• [What you will do]: Transcribe the records below exactly.

[Source records]
☆ ☆ ☆

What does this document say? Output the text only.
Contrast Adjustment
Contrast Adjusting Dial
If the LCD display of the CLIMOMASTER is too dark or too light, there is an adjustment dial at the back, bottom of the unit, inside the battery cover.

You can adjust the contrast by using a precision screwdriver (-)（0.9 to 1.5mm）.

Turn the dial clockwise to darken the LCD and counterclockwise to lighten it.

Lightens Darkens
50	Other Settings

☆ ☆ ☆

• [Output below]:
What does this document say? Output the text only.
Contrast Adjustment
Contrast Adjusting Dial
If the LCD display of the CLIMOMASTER is too dark or too light, there is an adjustment dial at the back, bottom of the unit, inside the battery cover.

You can adjust the contrast by using a precision screwdriver (-)（0.9 to 1.5mm）.

Turn the dial clockwise to darken the LCD and counterclockwise to lighten it.

Lightens Darkens
50	Other Settings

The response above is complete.